**Data excerpts:**

=-=-=

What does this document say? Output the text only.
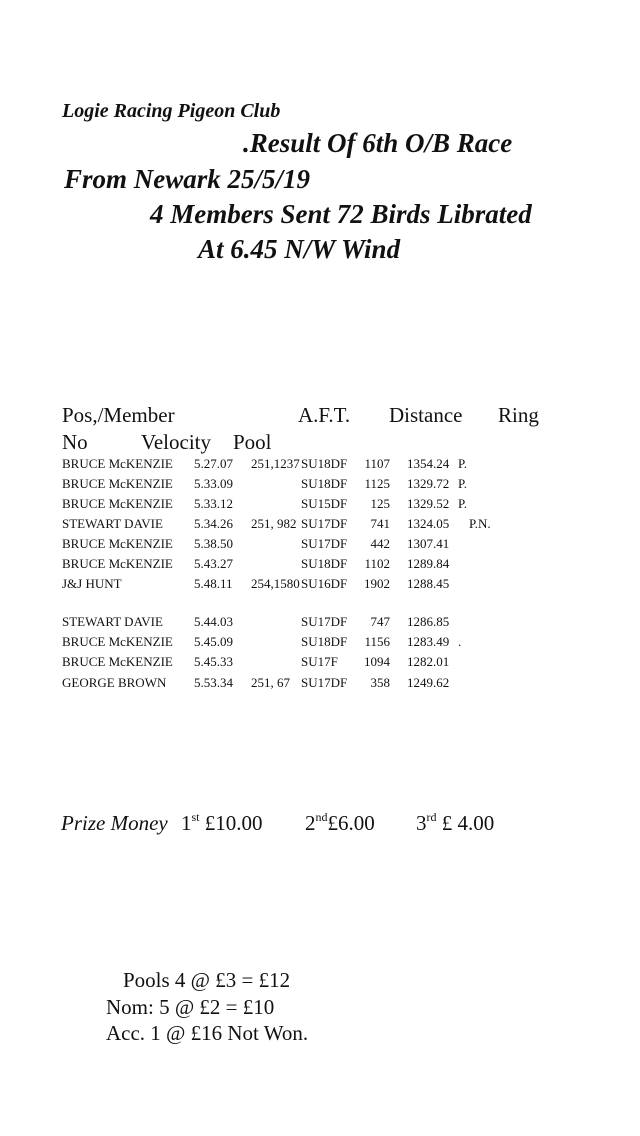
Logie Racing Pigeon Club
.Result Of 6th O/B Race
From Newark 25/5/19
4 Members Sent 72 Birds Librated
At 6.45 N/W Wind
Pos,/Member	A.F.T. Distance Ring
No	Velocity Pool
BRUCE McKENZIE 5.27.07 251,1237 SU18DF 1107 1354.24 P.
BRUCE McKENZIE 5.33.09	SU18DF 1125 1329.72 P.
BRUCE McKENZIE 5.33.12	SU15DF	125 1329.52 P.
STEWART DAVIE 5.34.26 251, 982 SU17DF	741 1324.05 P.N.
BRUCE McKENZIE 5.38.50	SU17DF	442 1307.41
BRUCE McKENZIE 5.43.27	SU18DF 1102 1289.84
J&J HUNT	5.48.11 254,1580 SU16DF 1902 1288.45
STEWART DAVIE 5.44.03	SU17DF	747 1286.85
BRUCE McKENZIE 5.45.09	SU18DF 1156 1283.49 .
BRUCE McKENZIE 5.45.33	SU17F 1094 1282.01
GEORGE BROWN 5.53.34 251, 67 SU17DF	358 1249.62
Prize Money 1st £10.00 2nd£6.00 3rd £ 4.00
Pools 4 @ £3 = £12
Nom: 5 @ £2 = £10
Acc. 1 @ £16 Not Won.
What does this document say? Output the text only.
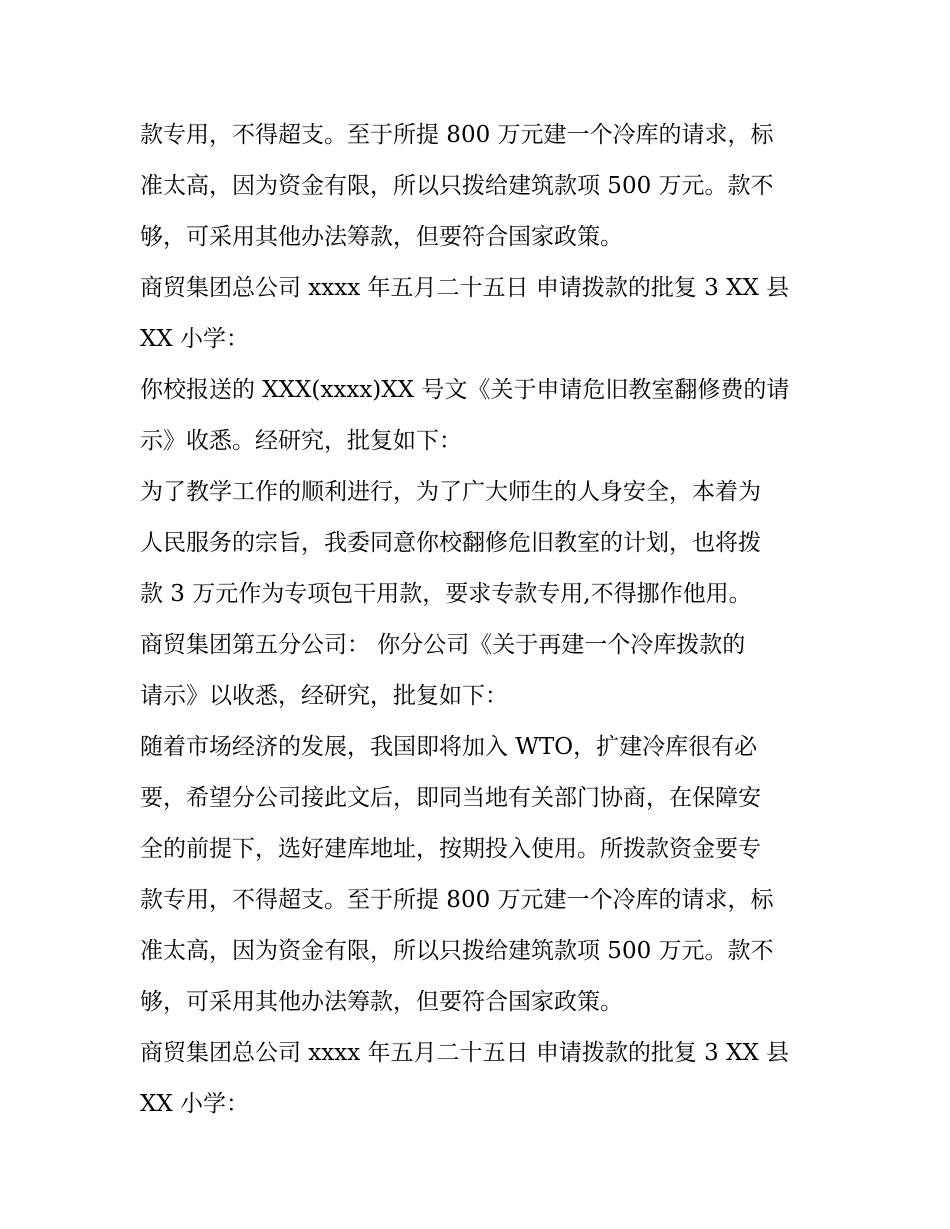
款专用，不得超支。至于所提 800 万元建一个冷库的请求，标
准太高，因为资金有限，所以只拨给建筑款项 500 万元。款不
够，可采用其他办法筹款，但要符合国家政策。
商贸集团总公司 xxxx 年五月二十五日 申请拨款的批复 3 XX 县
XX 小学：
你校报送的 XXX(xxxx)XX 号文《关于申请危旧教室翻修费的请
示》收悉。经研究，批复如下：
为了教学工作的顺利进行，为了广大师生的人身安全，本着为
人民服务的宗旨，我委同意你校翻修危旧教室的计划，也将拨
款 3 万元作为专项包干用款，要求专款专用,不得挪作他用。
商贸集团第五分公司： 你分公司《关于再建一个冷库拨款的
请示》以收悉，经研究，批复如下：
随着市场经济的发展，我国即将加入 WTO，扩建冷库很有必
要，希望分公司接此文后，即同当地有关部门协商，在保障安
全的前提下，选好建库地址，按期投入使用。所拨款资金要专
款专用，不得超支。至于所提 800 万元建一个冷库的请求，标
准太高，因为资金有限，所以只拨给建筑款项 500 万元。款不
够，可采用其他办法筹款，但要符合国家政策。
商贸集团总公司 xxxx 年五月二十五日 申请拨款的批复 3 XX 县
XX 小学：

=-=-=

**Short problem:** Your task is to set down the records shown above exactly, minus any pictures.

**Solution to the problem:**
What does this document say? Output the text only.
Logie Racing Pigeon Club
.Result Of 6th O/B Race
From Newark 25/5/19
4 Members Sent 72 Birds Librated
At 6.45 N/W Wind
Pos,/Member	A.F.T. Distance Ring
No	Velocity Pool
BRUCE McKENZIE 5.27.07 251,1237 SU18DF 1107 1354.24 P.
BRUCE McKENZIE 5.33.09	SU18DF 1125 1329.72 P.
BRUCE McKENZIE 5.33.12	SU15DF	125 1329.52 P.
STEWART DAVIE 5.34.26 251, 982 SU17DF	741 1324.05 P.N.
BRUCE McKENZIE 5.38.50	SU17DF	442 1307.41
BRUCE McKENZIE 5.43.27	SU18DF 1102 1289.84
J&J HUNT	5.48.11 254,1580 SU16DF 1902 1288.45
STEWART DAVIE 5.44.03	SU17DF	747 1286.85
BRUCE McKENZIE 5.45.09	SU18DF 1156 1283.49 .
BRUCE McKENZIE 5.45.33	SU17F 1094 1282.01
GEORGE BROWN 5.53.34 251, 67 SU17DF	358 1249.62
Prize Money 1st £10.00 2nd£6.00 3rd £ 4.00
Pools 4 @ £3 = £12
Nom: 5 @ £2 = £10
Acc. 1 @ £16 Not Won.
What does this document say? Output the text only.
款专用，不得超支。至于所提 800 万元建一个冷库的请求，标
准太高，因为资金有限，所以只拨给建筑款项 500 万元。款不
够，可采用其他办法筹款，但要符合国家政策。
商贸集团总公司 xxxx 年五月二十五日 申请拨款的批复 3 XX 县
XX 小学：
你校报送的 XXX(xxxx)XX 号文《关于申请危旧教室翻修费的请
示》收悉。经研究，批复如下：
为了教学工作的顺利进行，为了广大师生的人身安全，本着为
人民服务的宗旨，我委同意你校翻修危旧教室的计划，也将拨
款 3 万元作为专项包干用款，要求专款专用,不得挪作他用。
商贸集团第五分公司： 你分公司《关于再建一个冷库拨款的
请示》以收悉，经研究，批复如下：
随着市场经济的发展，我国即将加入 WTO，扩建冷库很有必
要，希望分公司接此文后，即同当地有关部门协商，在保障安
全的前提下，选好建库地址，按期投入使用。所拨款资金要专
款专用，不得超支。至于所提 800 万元建一个冷库的请求，标
准太高，因为资金有限，所以只拨给建筑款项 500 万元。款不
够，可采用其他办法筹款，但要符合国家政策。
商贸集团总公司 xxxx 年五月二十五日 申请拨款的批复 3 XX 县
XX 小学：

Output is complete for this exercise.